=== Task objective ===
Look for the line with "Convert this document image to plain text." in the entries below, then extract that line and all lines after it exactly, with pictures left out.

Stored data
········
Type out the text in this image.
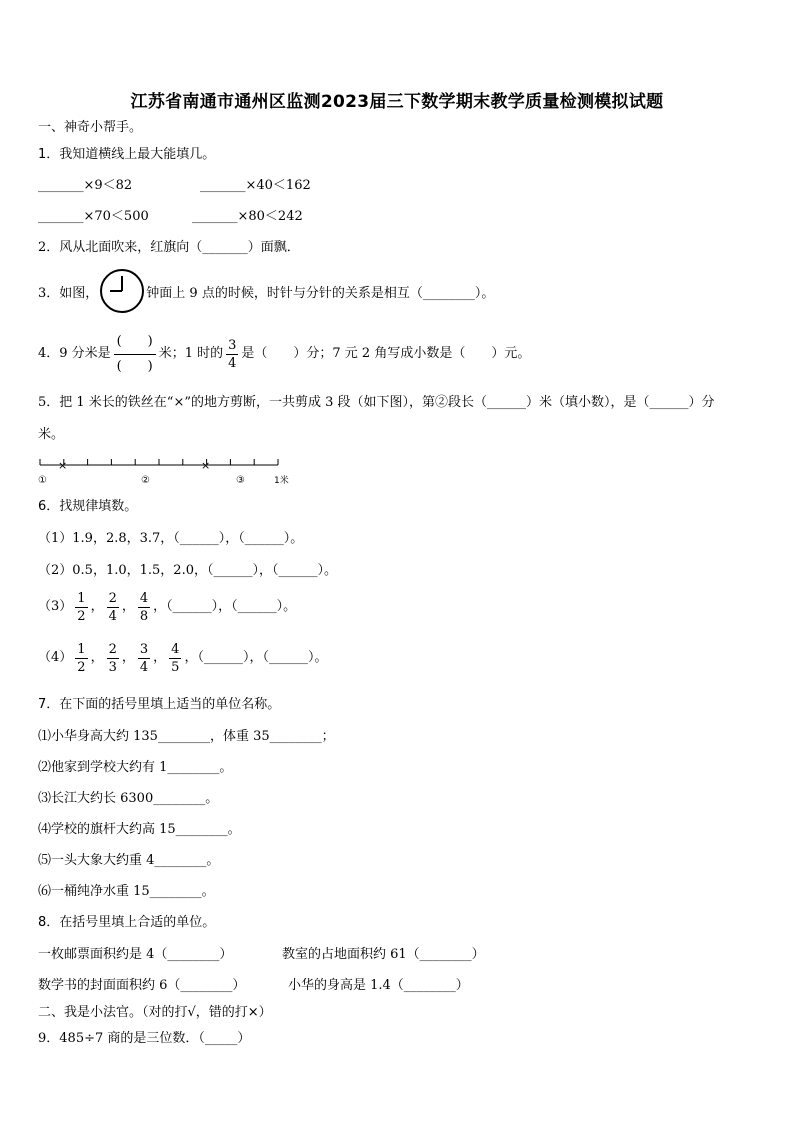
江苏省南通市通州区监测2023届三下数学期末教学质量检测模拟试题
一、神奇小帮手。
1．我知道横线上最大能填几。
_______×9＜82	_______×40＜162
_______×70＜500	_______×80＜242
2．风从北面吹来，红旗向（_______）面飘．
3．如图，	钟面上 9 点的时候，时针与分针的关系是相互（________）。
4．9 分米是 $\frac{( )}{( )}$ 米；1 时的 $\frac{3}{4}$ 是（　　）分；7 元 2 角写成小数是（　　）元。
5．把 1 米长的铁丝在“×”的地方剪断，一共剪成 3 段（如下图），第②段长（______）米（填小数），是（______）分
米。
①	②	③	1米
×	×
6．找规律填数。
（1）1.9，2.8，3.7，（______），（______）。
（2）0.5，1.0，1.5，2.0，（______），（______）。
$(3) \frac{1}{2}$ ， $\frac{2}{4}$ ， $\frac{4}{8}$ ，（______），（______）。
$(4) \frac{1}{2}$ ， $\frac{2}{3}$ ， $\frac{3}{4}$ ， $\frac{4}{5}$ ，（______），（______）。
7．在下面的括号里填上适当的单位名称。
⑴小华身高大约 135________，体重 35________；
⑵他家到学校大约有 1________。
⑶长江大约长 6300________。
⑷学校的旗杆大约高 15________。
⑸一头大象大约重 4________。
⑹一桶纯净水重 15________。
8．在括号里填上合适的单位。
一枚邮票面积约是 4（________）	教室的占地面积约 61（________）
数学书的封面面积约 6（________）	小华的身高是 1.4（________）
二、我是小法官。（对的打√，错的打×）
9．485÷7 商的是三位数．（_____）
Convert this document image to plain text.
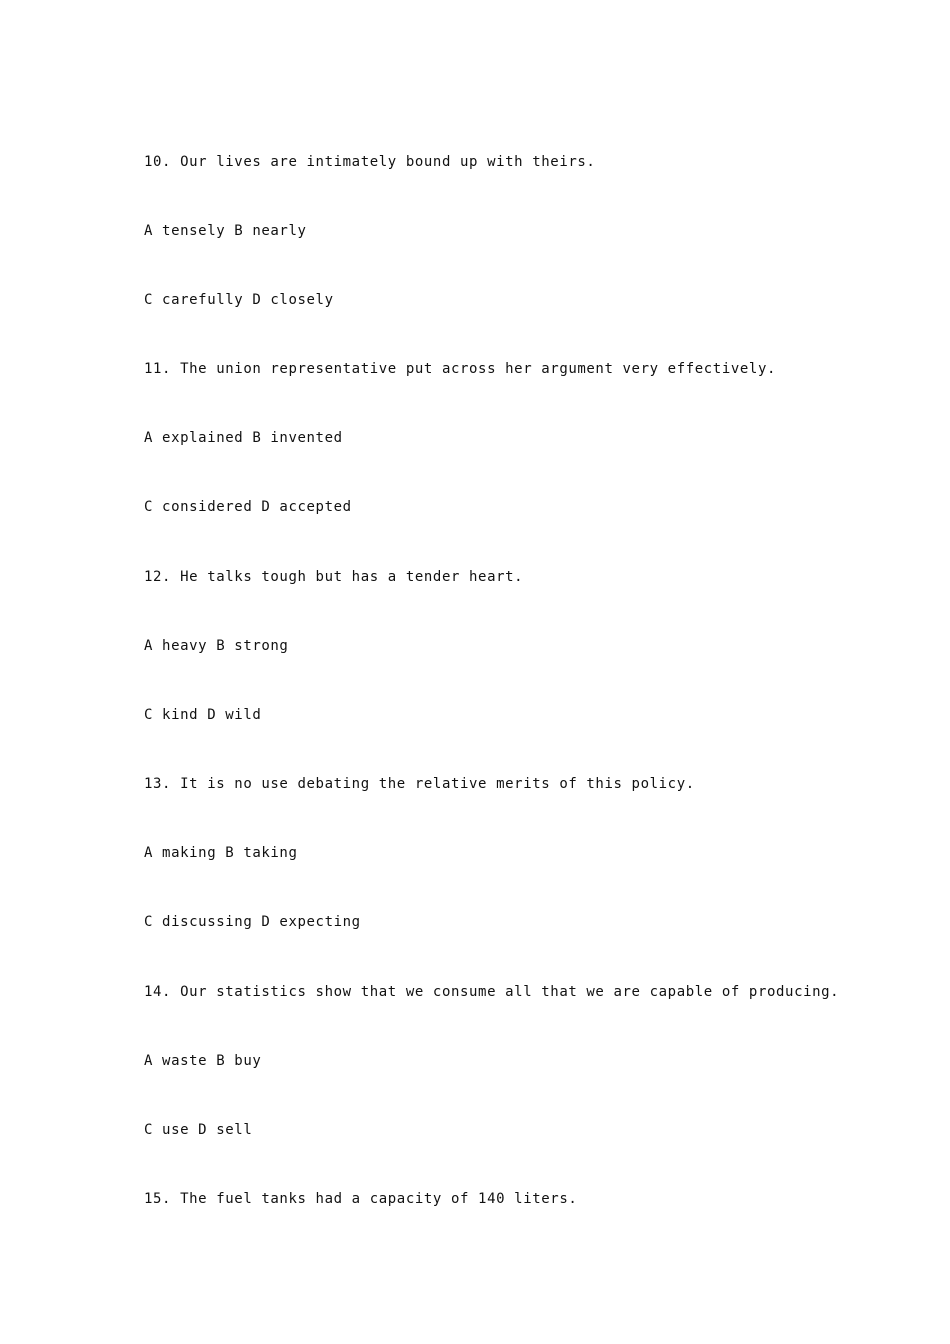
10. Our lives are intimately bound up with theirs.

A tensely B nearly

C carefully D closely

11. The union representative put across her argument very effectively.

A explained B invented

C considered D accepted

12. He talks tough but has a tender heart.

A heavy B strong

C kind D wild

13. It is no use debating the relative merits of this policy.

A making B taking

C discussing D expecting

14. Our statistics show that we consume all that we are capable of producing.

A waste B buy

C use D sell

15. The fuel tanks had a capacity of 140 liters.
········
=== Full response ===
Convert this document image to plain text.
10. Our lives are intimately bound up with theirs.

A tensely B nearly

C carefully D closely

11. The union representative put across her argument very effectively.

A explained B invented

C considered D accepted

12. He talks tough but has a tender heart.

A heavy B strong

C kind D wild

13. It is no use debating the relative merits of this policy.

A making B taking

C discussing D expecting

14. Our statistics show that we consume all that we are capable of producing.

A waste B buy

C use D sell

15. The fuel tanks had a capacity of 140 liters.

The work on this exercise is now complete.